◆ Data extracted from a collection
-------

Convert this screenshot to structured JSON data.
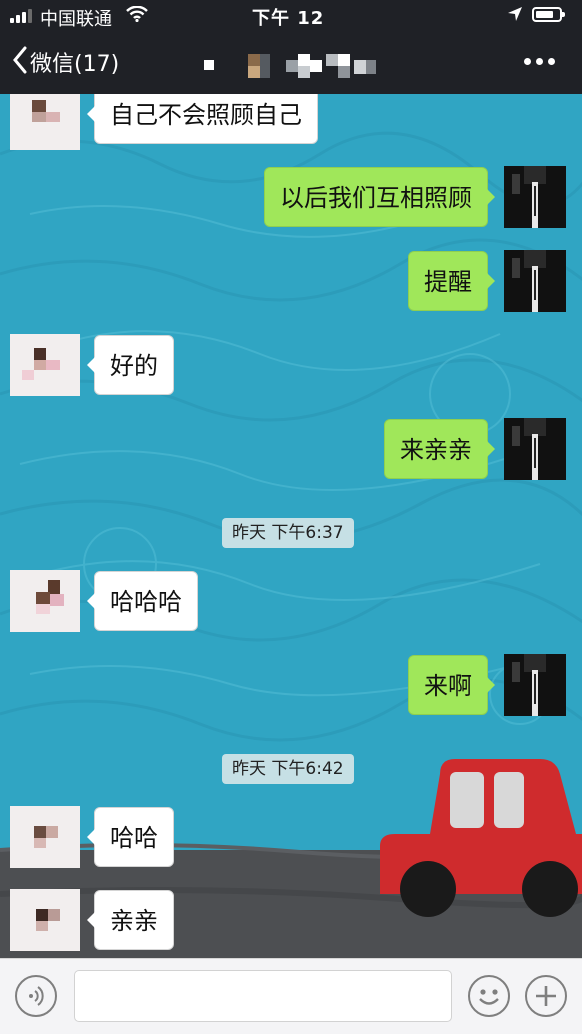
{
  "status_bar": {
    "carrier": "中国联通",
    "time": "下午 12"
  },
  "nav": {
    "back_label": "微信(17)",
    "title": "",
    "more_icon": "more-dots-icon"
  },
  "messages": [
    {
      "side": "in",
      "text": "自己不会照顾自己"
    },
    {
      "side": "out",
      "text": "以后我们互相照顾"
    },
    {
      "side": "out",
      "text": "提醒"
    },
    {
      "side": "in",
      "text": "好的"
    },
    {
      "side": "out",
      "text": "来亲亲"
    },
    {
      "type": "time",
      "text": "昨天 下午6:37"
    },
    {
      "side": "in",
      "text": "哈哈哈"
    },
    {
      "side": "out",
      "text": "来啊"
    },
    {
      "type": "time",
      "text": "昨天 下午6:42"
    },
    {
      "side": "in",
      "text": "哈哈"
    },
    {
      "side": "in",
      "text": "亲亲"
    }
  ],
  "input_bar": {
    "voice_icon": "voice-icon",
    "emoji_icon": "emoji-icon",
    "add_icon": "plus-icon",
    "placeholder": ""
  },
  "colors": {
    "chat_background": "#30a5c3",
    "outgoing_bubble": "#a0e75a",
    "incoming_bubble": "#ffffff",
    "car": "#cf2b2d"
  }
}
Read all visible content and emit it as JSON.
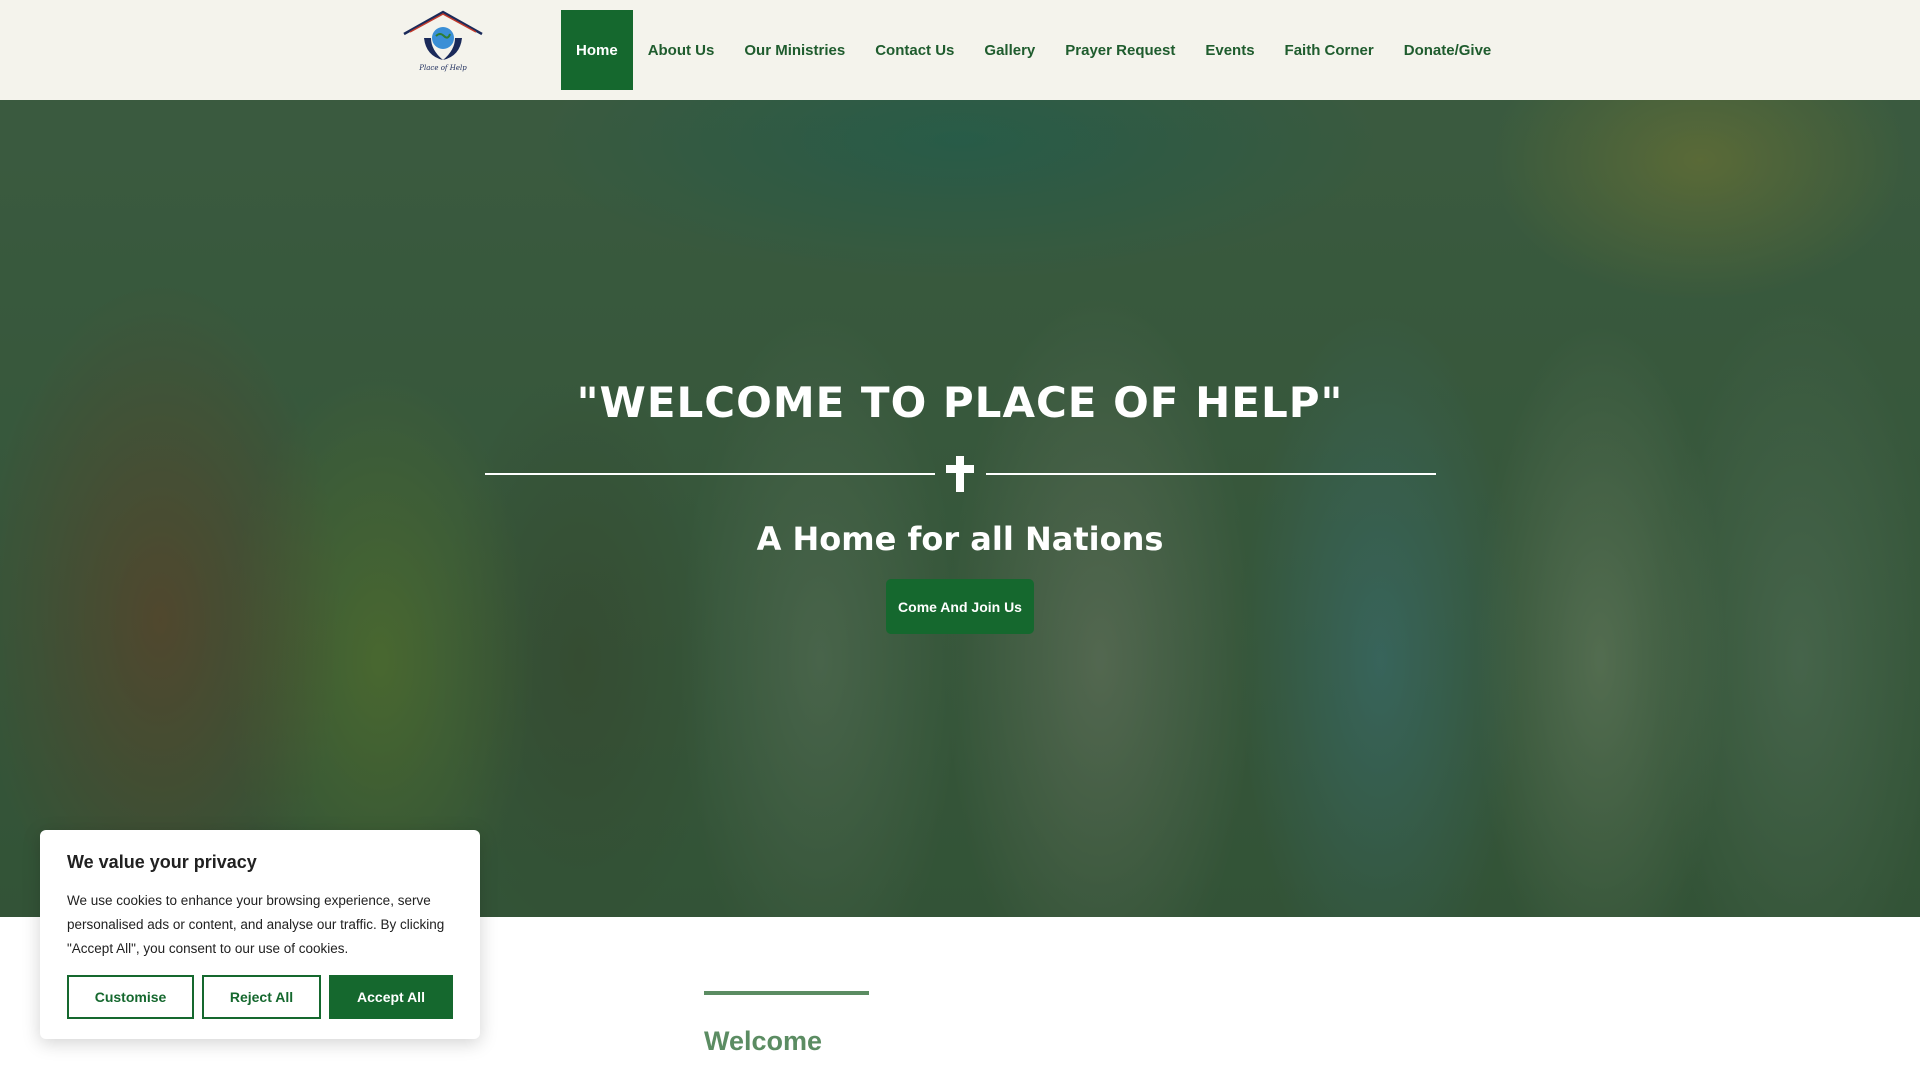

-------

◆ Short problem
Output a faithful copy of the data, with each picture left out.

◆ Written answer
Convert this screenshot to structured JSON data.
{
  "status_bar": {
    "carrier": "中国联通",
    "time": "下午 12"
  },
  "nav": {
    "back_label": "微信(17)",
    "title": "",
    "more_icon": "more-dots-icon"
  },
  "messages": [
    {
      "side": "in",
      "text": "自己不会照顾自己"
    },
    {
      "side": "out",
      "text": "以后我们互相照顾"
    },
    {
      "side": "out",
      "text": "提醒"
    },
    {
      "side": "in",
      "text": "好的"
    },
    {
      "side": "out",
      "text": "来亲亲"
    },
    {
      "type": "time",
      "text": "昨天 下午6:37"
    },
    {
      "side": "in",
      "text": "哈哈哈"
    },
    {
      "side": "out",
      "text": "来啊"
    },
    {
      "type": "time",
      "text": "昨天 下午6:42"
    },
    {
      "side": "in",
      "text": "哈哈"
    },
    {
      "side": "in",
      "text": "亲亲"
    }
  ],
  "input_bar": {
    "voice_icon": "voice-icon",
    "emoji_icon": "emoji-icon",
    "add_icon": "plus-icon",
    "placeholder": ""
  },
  "colors": {
    "chat_background": "#30a5c3",
    "outgoing_bubble": "#a0e75a",
    "incoming_bubble": "#ffffff",
    "car": "#cf2b2d"
  }
}
Read all visible content and emit it as JSON.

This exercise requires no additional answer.